▶ Raw records
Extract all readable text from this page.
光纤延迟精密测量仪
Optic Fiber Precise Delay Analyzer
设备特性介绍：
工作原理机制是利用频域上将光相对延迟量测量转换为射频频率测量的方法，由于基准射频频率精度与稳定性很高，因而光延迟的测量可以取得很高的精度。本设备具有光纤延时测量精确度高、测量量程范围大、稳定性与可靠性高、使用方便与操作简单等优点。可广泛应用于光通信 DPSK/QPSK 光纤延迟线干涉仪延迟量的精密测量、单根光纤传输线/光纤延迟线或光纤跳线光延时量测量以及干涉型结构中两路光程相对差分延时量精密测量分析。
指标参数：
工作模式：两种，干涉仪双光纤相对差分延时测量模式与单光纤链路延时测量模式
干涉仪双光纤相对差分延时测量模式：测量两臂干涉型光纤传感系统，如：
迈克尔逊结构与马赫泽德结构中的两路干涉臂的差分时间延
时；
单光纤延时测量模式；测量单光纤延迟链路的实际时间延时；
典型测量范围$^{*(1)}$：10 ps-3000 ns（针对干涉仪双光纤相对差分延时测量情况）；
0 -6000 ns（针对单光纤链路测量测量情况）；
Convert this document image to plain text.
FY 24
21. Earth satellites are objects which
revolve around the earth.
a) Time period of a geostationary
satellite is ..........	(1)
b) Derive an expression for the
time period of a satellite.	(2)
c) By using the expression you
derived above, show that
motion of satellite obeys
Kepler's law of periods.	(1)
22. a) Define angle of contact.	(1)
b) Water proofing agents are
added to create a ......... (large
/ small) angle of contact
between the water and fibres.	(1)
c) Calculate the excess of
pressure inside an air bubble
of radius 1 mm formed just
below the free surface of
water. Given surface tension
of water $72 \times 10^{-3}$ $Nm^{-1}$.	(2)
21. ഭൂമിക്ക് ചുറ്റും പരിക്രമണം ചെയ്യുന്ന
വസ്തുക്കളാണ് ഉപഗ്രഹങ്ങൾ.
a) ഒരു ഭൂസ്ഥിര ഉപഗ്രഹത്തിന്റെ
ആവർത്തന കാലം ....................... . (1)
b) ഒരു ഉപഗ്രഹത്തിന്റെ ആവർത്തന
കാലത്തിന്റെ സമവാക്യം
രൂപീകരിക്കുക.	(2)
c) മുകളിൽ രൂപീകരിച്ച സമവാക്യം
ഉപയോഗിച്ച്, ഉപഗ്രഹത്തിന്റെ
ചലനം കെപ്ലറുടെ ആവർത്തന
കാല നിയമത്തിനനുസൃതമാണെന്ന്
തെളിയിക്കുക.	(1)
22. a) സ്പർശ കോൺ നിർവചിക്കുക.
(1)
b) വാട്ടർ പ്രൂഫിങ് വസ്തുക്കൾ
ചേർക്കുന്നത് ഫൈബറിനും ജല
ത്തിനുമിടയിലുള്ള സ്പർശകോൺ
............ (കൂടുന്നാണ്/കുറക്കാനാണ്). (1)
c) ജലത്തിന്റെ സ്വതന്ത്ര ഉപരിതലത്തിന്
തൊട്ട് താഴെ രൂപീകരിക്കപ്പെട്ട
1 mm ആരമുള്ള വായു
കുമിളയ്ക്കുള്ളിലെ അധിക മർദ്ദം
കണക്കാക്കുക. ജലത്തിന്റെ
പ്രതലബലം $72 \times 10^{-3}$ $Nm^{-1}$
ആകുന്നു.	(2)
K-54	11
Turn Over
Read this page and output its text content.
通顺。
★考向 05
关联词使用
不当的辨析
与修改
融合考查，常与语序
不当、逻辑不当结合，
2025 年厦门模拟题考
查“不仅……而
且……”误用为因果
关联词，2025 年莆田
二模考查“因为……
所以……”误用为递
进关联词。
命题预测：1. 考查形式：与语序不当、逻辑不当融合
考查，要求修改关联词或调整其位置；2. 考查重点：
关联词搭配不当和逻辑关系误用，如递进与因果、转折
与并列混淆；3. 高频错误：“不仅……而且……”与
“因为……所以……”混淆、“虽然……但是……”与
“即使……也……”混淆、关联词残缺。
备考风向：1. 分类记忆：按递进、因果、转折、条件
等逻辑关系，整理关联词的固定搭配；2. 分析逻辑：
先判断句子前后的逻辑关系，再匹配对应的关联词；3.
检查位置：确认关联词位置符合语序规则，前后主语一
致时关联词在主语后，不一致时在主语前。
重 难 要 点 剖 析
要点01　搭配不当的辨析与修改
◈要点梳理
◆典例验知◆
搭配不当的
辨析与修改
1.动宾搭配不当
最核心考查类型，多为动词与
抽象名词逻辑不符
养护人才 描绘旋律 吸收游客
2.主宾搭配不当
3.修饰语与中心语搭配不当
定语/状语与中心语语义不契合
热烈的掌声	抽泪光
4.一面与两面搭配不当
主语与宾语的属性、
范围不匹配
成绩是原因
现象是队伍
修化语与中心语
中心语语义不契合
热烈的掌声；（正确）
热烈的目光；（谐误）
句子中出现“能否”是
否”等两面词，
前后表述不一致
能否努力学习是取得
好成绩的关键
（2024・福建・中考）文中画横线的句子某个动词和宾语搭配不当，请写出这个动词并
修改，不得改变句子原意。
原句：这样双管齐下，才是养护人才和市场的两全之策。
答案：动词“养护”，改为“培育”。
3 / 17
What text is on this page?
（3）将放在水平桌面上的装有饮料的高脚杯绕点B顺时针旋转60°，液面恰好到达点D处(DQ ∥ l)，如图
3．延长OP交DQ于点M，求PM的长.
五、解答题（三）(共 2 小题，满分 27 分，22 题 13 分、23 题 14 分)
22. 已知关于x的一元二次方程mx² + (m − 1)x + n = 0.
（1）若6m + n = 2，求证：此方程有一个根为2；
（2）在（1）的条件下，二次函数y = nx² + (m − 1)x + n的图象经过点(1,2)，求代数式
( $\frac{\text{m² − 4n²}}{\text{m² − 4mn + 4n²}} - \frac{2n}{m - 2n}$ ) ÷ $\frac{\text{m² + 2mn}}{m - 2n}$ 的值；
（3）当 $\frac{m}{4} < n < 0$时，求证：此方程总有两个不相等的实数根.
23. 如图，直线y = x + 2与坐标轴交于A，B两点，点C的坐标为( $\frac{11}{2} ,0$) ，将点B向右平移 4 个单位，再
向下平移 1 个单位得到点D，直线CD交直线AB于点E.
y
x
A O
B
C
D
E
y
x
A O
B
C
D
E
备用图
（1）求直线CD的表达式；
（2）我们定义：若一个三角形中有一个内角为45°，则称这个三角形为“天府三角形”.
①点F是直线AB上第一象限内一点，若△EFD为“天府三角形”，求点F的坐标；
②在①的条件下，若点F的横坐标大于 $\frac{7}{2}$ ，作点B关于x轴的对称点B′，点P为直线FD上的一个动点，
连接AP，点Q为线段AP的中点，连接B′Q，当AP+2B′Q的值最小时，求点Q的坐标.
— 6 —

▶ Written problem
Recopy all the lines exactly as they appear.

▶ Full response
Extract all readable text from this page.
光纤延迟精密测量仪
Optic Fiber Precise Delay Analyzer
设备特性介绍：
工作原理机制是利用频域上将光相对延迟量测量转换为射频频率测量的方法，由于基准射频频率精度与稳定性很高，因而光延迟的测量可以取得很高的精度。本设备具有光纤延时测量精确度高、测量量程范围大、稳定性与可靠性高、使用方便与操作简单等优点。可广泛应用于光通信 DPSK/QPSK 光纤延迟线干涉仪延迟量的精密测量、单根光纤传输线/光纤延迟线或光纤跳线光延时量测量以及干涉型结构中两路光程相对差分延时量精密测量分析。
指标参数：
工作模式：两种，干涉仪双光纤相对差分延时测量模式与单光纤链路延时测量模式
干涉仪双光纤相对差分延时测量模式：测量两臂干涉型光纤传感系统，如：
迈克尔逊结构与马赫泽德结构中的两路干涉臂的差分时间延
时；
单光纤延时测量模式；测量单光纤延迟链路的实际时间延时；
典型测量范围$^{*(1)}$：10 ps-3000 ns（针对干涉仪双光纤相对差分延时测量情况）；
0 -6000 ns（针对单光纤链路测量测量情况）；
Convert this document image to plain text.
FY 24
21. Earth satellites are objects which
revolve around the earth.
a) Time period of a geostationary
satellite is ..........	(1)
b) Derive an expression for the
time period of a satellite.	(2)
c) By using the expression you
derived above, show that
motion of satellite obeys
Kepler's law of periods.	(1)
22. a) Define angle of contact.	(1)
b) Water proofing agents are
added to create a ......... (large
/ small) angle of contact
between the water and fibres.	(1)
c) Calculate the excess of
pressure inside an air bubble
of radius 1 mm formed just
below the free surface of
water. Given surface tension
of water $72 \times 10^{-3}$ $Nm^{-1}$.	(2)
21. ഭൂമിക്ക് ചുറ്റും പരിക്രമണം ചെയ്യുന്ന
വസ്തുക്കളാണ് ഉപഗ്രഹങ്ങൾ.
a) ഒരു ഭൂസ്ഥിര ഉപഗ്രഹത്തിന്റെ
ആവർത്തന കാലം ....................... . (1)
b) ഒരു ഉപഗ്രഹത്തിന്റെ ആവർത്തന
കാലത്തിന്റെ സമവാക്യം
രൂപീകരിക്കുക.	(2)
c) മുകളിൽ രൂപീകരിച്ച സമവാക്യം
ഉപയോഗിച്ച്, ഉപഗ്രഹത്തിന്റെ
ചലനം കെപ്ലറുടെ ആവർത്തന
കാല നിയമത്തിനനുസൃതമാണെന്ന്
തെളിയിക്കുക.	(1)
22. a) സ്പർശ കോൺ നിർവചിക്കുക.
(1)
b) വാട്ടർ പ്രൂഫിങ് വസ്തുക്കൾ
ചേർക്കുന്നത് ഫൈബറിനും ജല
ത്തിനുമിടയിലുള്ള സ്പർശകോൺ
............ (കൂടുന്നാണ്/കുറക്കാനാണ്). (1)
c) ജലത്തിന്റെ സ്വതന്ത്ര ഉപരിതലത്തിന്
തൊട്ട് താഴെ രൂപീകരിക്കപ്പെട്ട
1 mm ആരമുള്ള വായു
കുമിളയ്ക്കുള്ളിലെ അധിക മർദ്ദം
കണക്കാക്കുക. ജലത്തിന്റെ
പ്രതലബലം $72 \times 10^{-3}$ $Nm^{-1}$
ആകുന്നു.	(2)
K-54	11
Turn Over
Read this page and output its text content.
通顺。
★考向 05
关联词使用
不当的辨析
与修改
融合考查，常与语序
不当、逻辑不当结合，
2025 年厦门模拟题考
查“不仅……而
且……”误用为因果
关联词，2025 年莆田
二模考查“因为……
所以……”误用为递
进关联词。
命题预测：1. 考查形式：与语序不当、逻辑不当融合
考查，要求修改关联词或调整其位置；2. 考查重点：
关联词搭配不当和逻辑关系误用，如递进与因果、转折
与并列混淆；3. 高频错误：“不仅……而且……”与
“因为……所以……”混淆、“虽然……但是……”与
“即使……也……”混淆、关联词残缺。
备考风向：1. 分类记忆：按递进、因果、转折、条件
等逻辑关系，整理关联词的固定搭配；2. 分析逻辑：
先判断句子前后的逻辑关系，再匹配对应的关联词；3.
检查位置：确认关联词位置符合语序规则，前后主语一
致时关联词在主语后，不一致时在主语前。
重 难 要 点 剖 析
要点01　搭配不当的辨析与修改
◈要点梳理
◆典例验知◆
搭配不当的
辨析与修改
1.动宾搭配不当
最核心考查类型，多为动词与
抽象名词逻辑不符
养护人才 描绘旋律 吸收游客
2.主宾搭配不当
3.修饰语与中心语搭配不当
定语/状语与中心语语义不契合
热烈的掌声	抽泪光
4.一面与两面搭配不当
主语与宾语的属性、
范围不匹配
成绩是原因
现象是队伍
修化语与中心语
中心语语义不契合
热烈的掌声；（正确）
热烈的目光；（谐误）
句子中出现“能否”是
否”等两面词，
前后表述不一致
能否努力学习是取得
好成绩的关键
（2024・福建・中考）文中画横线的句子某个动词和宾语搭配不当，请写出这个动词并
修改，不得改变句子原意。
原句：这样双管齐下，才是养护人才和市场的两全之策。
答案：动词“养护”，改为“培育”。
3 / 17
What text is on this page?
（3）将放在水平桌面上的装有饮料的高脚杯绕点B顺时针旋转60°，液面恰好到达点D处(DQ ∥ l)，如图
3．延长OP交DQ于点M，求PM的长.
五、解答题（三）(共 2 小题，满分 27 分，22 题 13 分、23 题 14 分)
22. 已知关于x的一元二次方程mx² + (m − 1)x + n = 0.
（1）若6m + n = 2，求证：此方程有一个根为2；
（2）在（1）的条件下，二次函数y = nx² + (m − 1)x + n的图象经过点(1,2)，求代数式
( $\frac{\text{m² − 4n²}}{\text{m² − 4mn + 4n²}} - \frac{2n}{m - 2n}$ ) ÷ $\frac{\text{m² + 2mn}}{m - 2n}$ 的值；
（3）当 $\frac{m}{4} < n < 0$时，求证：此方程总有两个不相等的实数根.
23. 如图，直线y = x + 2与坐标轴交于A，B两点，点C的坐标为( $\frac{11}{2} ,0$) ，将点B向右平移 4 个单位，再
向下平移 1 个单位得到点D，直线CD交直线AB于点E.
y
x
A O
B
C
D
E
y
x
A O
B
C
D
E
备用图
（1）求直线CD的表达式；
（2）我们定义：若一个三角形中有一个内角为45°，则称这个三角形为“天府三角形”.
①点F是直线AB上第一象限内一点，若△EFD为“天府三角形”，求点F的坐标；
②在①的条件下，若点F的横坐标大于 $\frac{7}{2}$ ，作点B关于x轴的对称点B′，点P为直线FD上的一个动点，
连接AP，点Q为线段AP的中点，连接B′Q，当AP+2B′Q的值最小时，求点Q的坐标.
— 6 —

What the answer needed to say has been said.